__WORK TO COMPLETE__. Reproduce each line of the material precisely.

[Data entries for graphics]
::::
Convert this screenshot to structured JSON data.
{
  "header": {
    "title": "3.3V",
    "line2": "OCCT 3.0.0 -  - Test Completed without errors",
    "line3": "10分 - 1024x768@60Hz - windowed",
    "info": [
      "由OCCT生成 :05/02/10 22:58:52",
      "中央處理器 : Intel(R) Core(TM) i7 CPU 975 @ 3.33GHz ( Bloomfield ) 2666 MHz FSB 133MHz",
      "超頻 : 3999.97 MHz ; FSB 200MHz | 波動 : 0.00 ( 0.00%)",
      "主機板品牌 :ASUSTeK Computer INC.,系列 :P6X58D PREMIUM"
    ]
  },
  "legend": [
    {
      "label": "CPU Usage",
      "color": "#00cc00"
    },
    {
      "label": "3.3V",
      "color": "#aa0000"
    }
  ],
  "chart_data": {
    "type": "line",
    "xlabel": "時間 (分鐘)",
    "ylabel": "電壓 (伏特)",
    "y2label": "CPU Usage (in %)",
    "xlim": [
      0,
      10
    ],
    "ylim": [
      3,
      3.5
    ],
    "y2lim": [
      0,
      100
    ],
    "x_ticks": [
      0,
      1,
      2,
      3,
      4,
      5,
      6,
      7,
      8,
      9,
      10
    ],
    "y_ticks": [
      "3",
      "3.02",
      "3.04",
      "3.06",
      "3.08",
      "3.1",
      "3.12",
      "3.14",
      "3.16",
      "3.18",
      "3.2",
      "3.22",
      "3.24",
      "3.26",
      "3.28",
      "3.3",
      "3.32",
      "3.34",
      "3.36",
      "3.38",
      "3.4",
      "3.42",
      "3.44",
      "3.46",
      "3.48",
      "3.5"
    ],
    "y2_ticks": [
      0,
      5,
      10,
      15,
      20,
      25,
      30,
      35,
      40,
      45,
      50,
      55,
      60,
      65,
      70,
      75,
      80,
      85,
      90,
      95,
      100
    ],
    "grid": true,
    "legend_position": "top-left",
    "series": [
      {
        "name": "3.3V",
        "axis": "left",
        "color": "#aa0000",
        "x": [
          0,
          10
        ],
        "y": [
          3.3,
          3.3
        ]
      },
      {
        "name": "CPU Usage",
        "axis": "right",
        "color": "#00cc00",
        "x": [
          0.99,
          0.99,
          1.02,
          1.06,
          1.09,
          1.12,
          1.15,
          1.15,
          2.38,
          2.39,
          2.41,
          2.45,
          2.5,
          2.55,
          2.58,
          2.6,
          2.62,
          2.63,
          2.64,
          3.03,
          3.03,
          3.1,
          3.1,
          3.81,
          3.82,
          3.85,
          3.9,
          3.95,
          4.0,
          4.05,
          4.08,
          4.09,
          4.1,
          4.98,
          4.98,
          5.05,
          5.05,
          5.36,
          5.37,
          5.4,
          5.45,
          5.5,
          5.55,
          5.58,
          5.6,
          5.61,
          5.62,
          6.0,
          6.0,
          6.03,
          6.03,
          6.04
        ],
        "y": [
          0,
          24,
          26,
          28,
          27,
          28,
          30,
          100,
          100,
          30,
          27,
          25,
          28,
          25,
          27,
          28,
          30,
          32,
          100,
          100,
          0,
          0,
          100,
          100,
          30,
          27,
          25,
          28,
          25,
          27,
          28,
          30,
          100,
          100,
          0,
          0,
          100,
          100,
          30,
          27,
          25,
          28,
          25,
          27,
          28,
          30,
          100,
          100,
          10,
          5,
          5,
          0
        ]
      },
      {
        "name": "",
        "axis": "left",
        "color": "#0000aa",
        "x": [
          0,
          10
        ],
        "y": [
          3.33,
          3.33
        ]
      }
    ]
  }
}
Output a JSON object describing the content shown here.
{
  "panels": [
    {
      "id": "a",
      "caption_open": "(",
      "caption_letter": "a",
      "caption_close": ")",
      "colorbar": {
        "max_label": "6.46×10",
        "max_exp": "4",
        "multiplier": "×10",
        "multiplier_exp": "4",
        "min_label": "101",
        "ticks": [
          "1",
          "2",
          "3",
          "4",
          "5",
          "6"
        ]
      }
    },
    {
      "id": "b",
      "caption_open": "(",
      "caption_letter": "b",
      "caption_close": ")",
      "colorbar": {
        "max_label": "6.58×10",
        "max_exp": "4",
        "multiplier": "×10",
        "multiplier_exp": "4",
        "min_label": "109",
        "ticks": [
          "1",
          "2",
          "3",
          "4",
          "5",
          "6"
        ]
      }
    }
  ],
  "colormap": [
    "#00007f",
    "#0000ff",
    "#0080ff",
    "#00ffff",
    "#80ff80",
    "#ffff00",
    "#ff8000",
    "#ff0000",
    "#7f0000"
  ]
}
::::
__SOLUTION TO THE PROBLEM__.
Convert this screenshot to structured JSON data.
{
  "header": {
    "title": "3.3V",
    "line2": "OCCT 3.0.0 -  - Test Completed without errors",
    "line3": "10分 - 1024x768@60Hz - windowed",
    "info": [
      "由OCCT生成 :05/02/10 22:58:52",
      "中央處理器 : Intel(R) Core(TM) i7 CPU 975 @ 3.33GHz ( Bloomfield ) 2666 MHz FSB 133MHz",
      "超頻 : 3999.97 MHz ; FSB 200MHz | 波動 : 0.00 ( 0.00%)",
      "主機板品牌 :ASUSTeK Computer INC.,系列 :P6X58D PREMIUM"
    ]
  },
  "legend": [
    {
      "label": "CPU Usage",
      "color": "#00cc00"
    },
    {
      "label": "3.3V",
      "color": "#aa0000"
    }
  ],
  "chart_data": {
    "type": "line",
    "xlabel": "時間 (分鐘)",
    "ylabel": "電壓 (伏特)",
    "y2label": "CPU Usage (in %)",
    "xlim": [
      0,
      10
    ],
    "ylim": [
      3,
      3.5
    ],
    "y2lim": [
      0,
      100
    ],
    "x_ticks": [
      0,
      1,
      2,
      3,
      4,
      5,
      6,
      7,
      8,
      9,
      10
    ],
    "y_ticks": [
      "3",
      "3.02",
      "3.04",
      "3.06",
      "3.08",
      "3.1",
      "3.12",
      "3.14",
      "3.16",
      "3.18",
      "3.2",
      "3.22",
      "3.24",
      "3.26",
      "3.28",
      "3.3",
      "3.32",
      "3.34",
      "3.36",
      "3.38",
      "3.4",
      "3.42",
      "3.44",
      "3.46",
      "3.48",
      "3.5"
    ],
    "y2_ticks": [
      0,
      5,
      10,
      15,
      20,
      25,
      30,
      35,
      40,
      45,
      50,
      55,
      60,
      65,
      70,
      75,
      80,
      85,
      90,
      95,
      100
    ],
    "grid": true,
    "legend_position": "top-left",
    "series": [
      {
        "name": "3.3V",
        "axis": "left",
        "color": "#aa0000",
        "x": [
          0,
          10
        ],
        "y": [
          3.3,
          3.3
        ]
      },
      {
        "name": "CPU Usage",
        "axis": "right",
        "color": "#00cc00",
        "x": [
          0.99,
          0.99,
          1.02,
          1.06,
          1.09,
          1.12,
          1.15,
          1.15,
          2.38,
          2.39,
          2.41,
          2.45,
          2.5,
          2.55,
          2.58,
          2.6,
          2.62,
          2.63,
          2.64,
          3.03,
          3.03,
          3.1,
          3.1,
          3.81,
          3.82,
          3.85,
          3.9,
          3.95,
          4.0,
          4.05,
          4.08,
          4.09,
          4.1,
          4.98,
          4.98,
          5.05,
          5.05,
          5.36,
          5.37,
          5.4,
          5.45,
          5.5,
          5.55,
          5.58,
          5.6,
          5.61,
          5.62,
          6.0,
          6.0,
          6.03,
          6.03,
          6.04
        ],
        "y": [
          0,
          24,
          26,
          28,
          27,
          28,
          30,
          100,
          100,
          30,
          27,
          25,
          28,
          25,
          27,
          28,
          30,
          32,
          100,
          100,
          0,
          0,
          100,
          100,
          30,
          27,
          25,
          28,
          25,
          27,
          28,
          30,
          100,
          100,
          0,
          0,
          100,
          100,
          30,
          27,
          25,
          28,
          25,
          27,
          28,
          30,
          100,
          100,
          10,
          5,
          5,
          0
        ]
      },
      {
        "name": "",
        "axis": "left",
        "color": "#0000aa",
        "x": [
          0,
          10
        ],
        "y": [
          3.33,
          3.33
        ]
      }
    ]
  }
}
Output a JSON object describing the content shown here.
{
  "panels": [
    {
      "id": "a",
      "caption_open": "(",
      "caption_letter": "a",
      "caption_close": ")",
      "colorbar": {
        "max_label": "6.46×10",
        "max_exp": "4",
        "multiplier": "×10",
        "multiplier_exp": "4",
        "min_label": "101",
        "ticks": [
          "1",
          "2",
          "3",
          "4",
          "5",
          "6"
        ]
      }
    },
    {
      "id": "b",
      "caption_open": "(",
      "caption_letter": "b",
      "caption_close": ")",
      "colorbar": {
        "max_label": "6.58×10",
        "max_exp": "4",
        "multiplier": "×10",
        "multiplier_exp": "4",
        "min_label": "109",
        "ticks": [
          "1",
          "2",
          "3",
          "4",
          "5",
          "6"
        ]
      }
    }
  ],
  "colormap": [
    "#00007f",
    "#0000ff",
    "#0080ff",
    "#00ffff",
    "#80ff80",
    "#ffff00",
    "#ff8000",
    "#ff0000",
    "#7f0000"
  ]
}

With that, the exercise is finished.